:: Kutipan Teks ::

● ● ● ●

Maka, jelaslah bahwa beliau termasuk assaabiqunal awwalun, golongan pertama yang memeluk Islam, dan beliau hadir dalam seluruh medan perang bersama Nabi .

Hijroh, Keberanian, Jihad, dan Kedudukannya

Az-Zubair termasuk di antara mereka yang hijroh ke Habasyah, meskipun tidak lama tinggal di sana. Jabir berkata: “Ia mendapati dua hijroh: ke Habasyah dan ke Madinah.”

Jabir juga meriwayatkan: “Rosulullah bersabda pada hari Khondaq (perang Ahzab):

من يأتنا بخبر بني قريظة؟ فقال الزبير : أنا، فذهب على فرس له، فجاء بخبرهم، ثم قال الثانية، فقال الزبير : أنا، فذهب، ثم الثالثة: فقال النبي صلى الله عليه وسلم: لكل نبي حواري، وحواري الزبير

‘Siapa yang akan membawa kabar dari Bani Quroizhah?’ Az-Zubair berkata: ‘Saya.’ Maka ia pergi dengan kudanya dan kembali dengan kabar. Nabi bertanya lagi untuk yang kedua kalinya dan Az-Zubair menjawab: ‘Saya.’ Ia pergi lagi. Ketiga kalinya Nabi bersabda: ‘Setiap Nabi memiliki hawari (penolong setia), dan penolong setiaku adalah Az-Zubair.’”

● ● ● ●

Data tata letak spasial
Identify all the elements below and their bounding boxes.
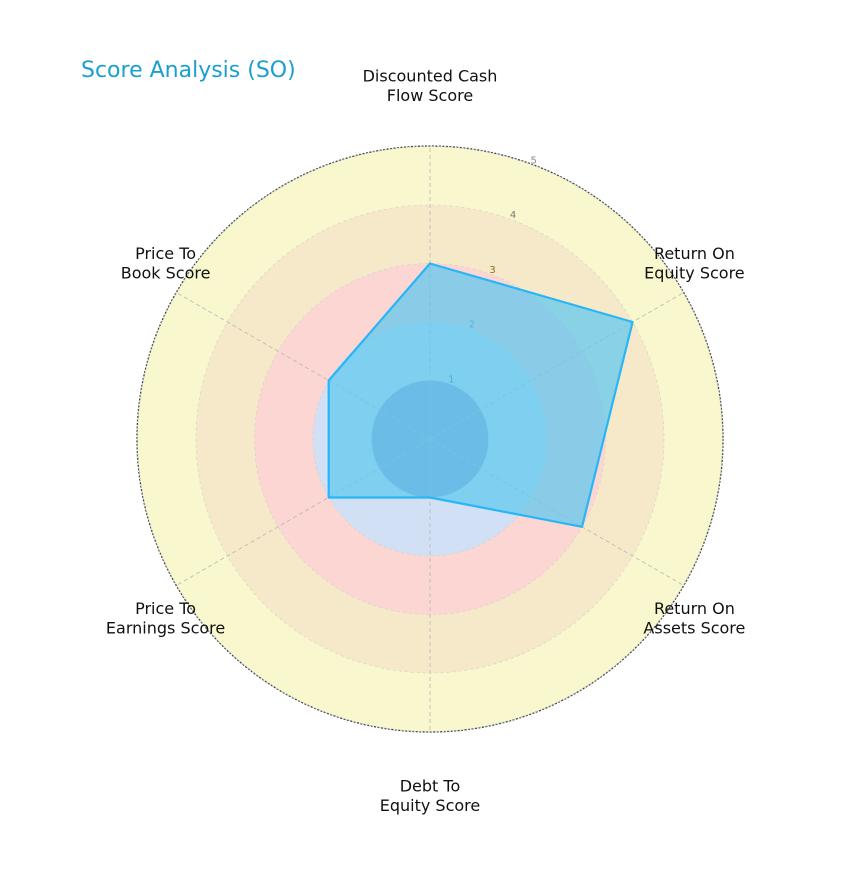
category-label-line: Equity Score <box>644 263 745 282</box>
radial-tick-label: 5 <box>531 155 537 166</box>
chart-title: Score Analysis (SO) <box>81 58 296 83</box>
category-label: Price To Earnings Score <box>106 599 225 637</box>
category-label: Price To Book Score <box>121 244 211 282</box>
outer-border <box>136 145 724 733</box>
category-label-line: Book Score <box>121 263 211 282</box>
category-label-line: Equity Score <box>380 796 481 815</box>
category-label-line: Price To <box>135 599 196 618</box>
grid-ring <box>195 204 665 674</box>
category-label-line: Flow Score <box>387 86 473 105</box>
category-label: Debt To Equity Score <box>380 777 481 815</box>
radial-tick-label: 3 <box>489 265 495 276</box>
category-label: Return On Equity Score <box>644 244 745 282</box>
category-label-line: Price To <box>135 244 196 263</box>
category-label-line: Discounted Cash <box>363 67 498 86</box>
radial-tick-label: 4 <box>510 210 516 221</box>
series-polygon <box>327 262 634 528</box>
category-label-line: Earnings Score <box>106 618 225 637</box>
category-label-line: Return On <box>654 244 735 263</box>
category-label: Discounted Cash Flow Score <box>363 67 498 105</box>
grid-ring <box>254 263 606 615</box>
category-label: Return On Assets Score <box>643 599 745 637</box>
category-label-line: Assets Score <box>643 618 745 637</box>
category-label-line: Return On <box>654 599 735 618</box>
series-polygon-layer <box>327 262 634 528</box>
category-label-line: Debt To <box>400 777 461 796</box>
grid-ring <box>137 146 723 732</box>
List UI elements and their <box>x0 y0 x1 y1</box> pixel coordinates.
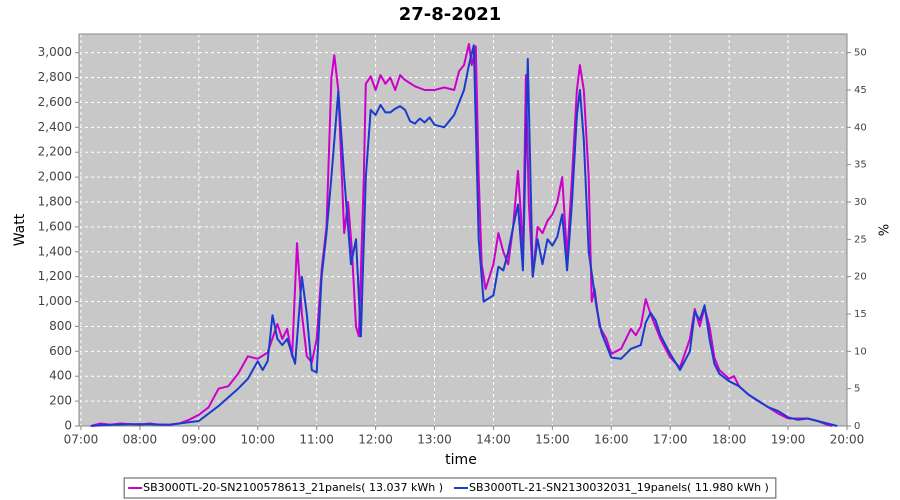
y-tick-label: 2,400 <box>38 120 72 134</box>
x-tick-label: 10:00 <box>240 433 275 447</box>
legend-label: SB3000TL-21-SN2130032031_19panels( 11.98… <box>469 481 769 494</box>
y2-tick-label: 15 <box>854 309 867 320</box>
x-tick-label: 15:00 <box>535 433 570 447</box>
y2-tick-label: 25 <box>854 234 867 245</box>
y2-tick-label: 50 <box>854 48 867 59</box>
y2-axis-label: % <box>875 224 890 236</box>
plot-area <box>79 34 847 426</box>
y2-tick-label: 40 <box>854 122 867 133</box>
y-tick-label: 0 <box>64 419 72 433</box>
y2-tick-label: 0 <box>854 421 860 432</box>
y-tick-label: 3,000 <box>38 45 72 59</box>
y-tick-label: 1,000 <box>38 294 72 308</box>
y2-tick-label: 5 <box>854 384 860 395</box>
legend-label: SB3000TL-20-SN2100578613_21panels( 13.03… <box>143 481 443 494</box>
x-tick-label: 13:00 <box>417 433 452 447</box>
y2-tick-label: 30 <box>854 197 867 208</box>
series-line <box>90 44 838 427</box>
legend-box <box>123 477 777 499</box>
x-tick-label: 07:00 <box>64 433 99 447</box>
y-tick-label: 1,400 <box>38 244 72 258</box>
series-line <box>90 43 833 427</box>
y-tick-label: 800 <box>49 319 72 333</box>
y-tick-label: 1,200 <box>38 269 72 283</box>
x-tick-label: 09:00 <box>182 433 217 447</box>
y-axis-label: Watt <box>12 213 28 246</box>
x-tick-label: 08:00 <box>123 433 158 447</box>
y-tick-label: 400 <box>49 369 72 383</box>
y-tick-label: 2,200 <box>38 145 72 159</box>
y2-tick-label: 35 <box>854 160 867 171</box>
x-tick-label: 12:00 <box>358 433 393 447</box>
chart-title: 27-8-2021 <box>399 4 502 25</box>
x-tick-label: 17:00 <box>653 433 688 447</box>
y2-tick-label: 20 <box>854 272 867 283</box>
x-tick-label: 20:00 <box>830 433 865 447</box>
y2-tick-label: 10 <box>854 346 867 357</box>
x-tick-label: 18:00 <box>712 433 747 447</box>
y-tick-label: 1,600 <box>38 219 72 233</box>
x-axis-label: time <box>445 452 477 468</box>
x-tick-label: 19:00 <box>771 433 806 447</box>
x-tick-label: 14:00 <box>476 433 511 447</box>
x-tick-label: 11:00 <box>299 433 334 447</box>
y-tick-label: 600 <box>49 344 72 358</box>
plot-border <box>78 33 848 427</box>
y-tick-label: 2,800 <box>38 70 72 84</box>
y2-tick-label: 45 <box>854 85 867 96</box>
y-tick-label: 1,800 <box>38 195 72 209</box>
x-tick-label: 16:00 <box>594 433 629 447</box>
y-tick-label: 200 <box>49 394 72 408</box>
y-tick-label: 2,600 <box>38 95 72 109</box>
y-tick-label: 2,000 <box>38 170 72 184</box>
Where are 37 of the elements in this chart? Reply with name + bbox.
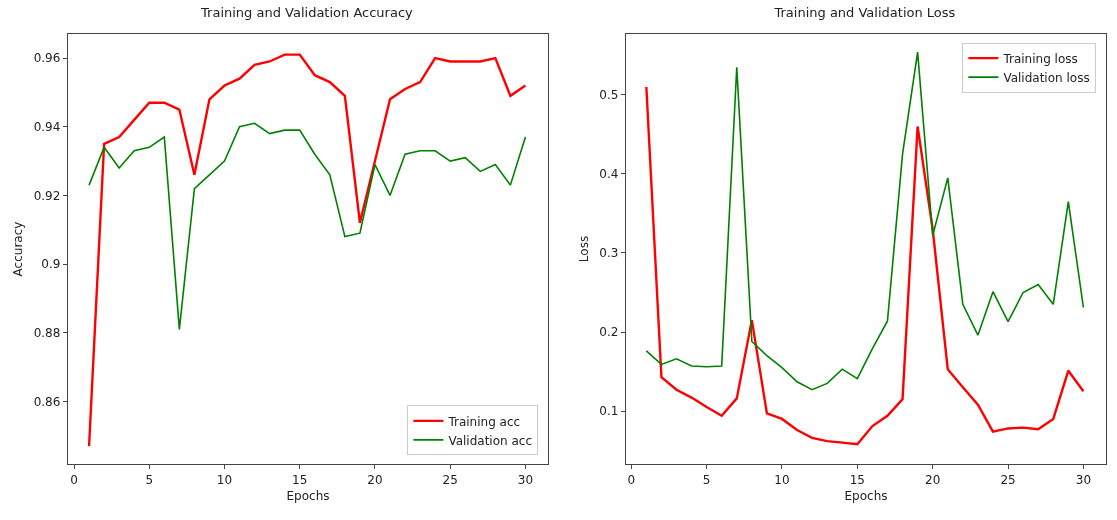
x-tick-label: 10 [216,472,233,487]
x-tick-label: 0 [70,472,78,487]
x-tick-label: 30 [517,472,534,487]
x-tick-label: 15 [292,472,308,487]
x-tick-label: 20 [925,472,941,487]
legend-label: Validation loss [1003,70,1090,85]
x-tick-label: 30 [1075,472,1092,487]
line-series [645,85,1085,446]
x-axis-title: Epochs [286,489,330,504]
x-tick-label: 0 [627,472,636,487]
legend-label: Training loss [1002,51,1078,66]
x-tick-label: 25 [1000,472,1016,487]
x-tick-label: 5 [702,472,711,487]
chart-title: Training and Validation Loss [773,4,956,20]
legend-label: Training acc [447,414,521,429]
legend-label: Validation acc [448,433,533,448]
y-tick-label: 0.5 [599,88,619,103]
line-series [88,122,527,331]
y-tick-label: 0.9 [41,257,61,272]
y-tick-label: 0.3 [599,246,619,261]
y-tick-label: 0.94 [33,119,61,134]
y-tick-label: 0.1 [599,404,619,419]
y-axis-title: Loss [576,235,591,263]
x-axis-title: Epochs [844,489,888,504]
x-tick-label: 20 [367,472,383,487]
y-tick-label: 0.92 [33,188,61,203]
y-tick-label: 0.4 [599,167,619,182]
x-tick-label: 10 [774,472,790,487]
x-tick-label: 25 [442,472,458,487]
x-tick-label: 5 [145,472,154,487]
y-tick-label: 0.86 [33,394,61,409]
y-tick-label: 0.96 [33,51,61,66]
y-axis-title: Accuracy [11,221,26,277]
y-tick-label: 0.2 [599,325,619,340]
x-tick-label: 15 [849,472,865,487]
y-tick-label: 0.88 [33,326,61,340]
chart-title: Training and Validation Accuracy [200,4,414,20]
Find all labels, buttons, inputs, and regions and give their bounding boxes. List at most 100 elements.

● ● ● ●

:: Soal Singkat ::
Tolong sebutkan dua tujuan hijroh Az-Zubair menurut kutipan teks.

:: Jawaban ::
Habasyah dan Madinah.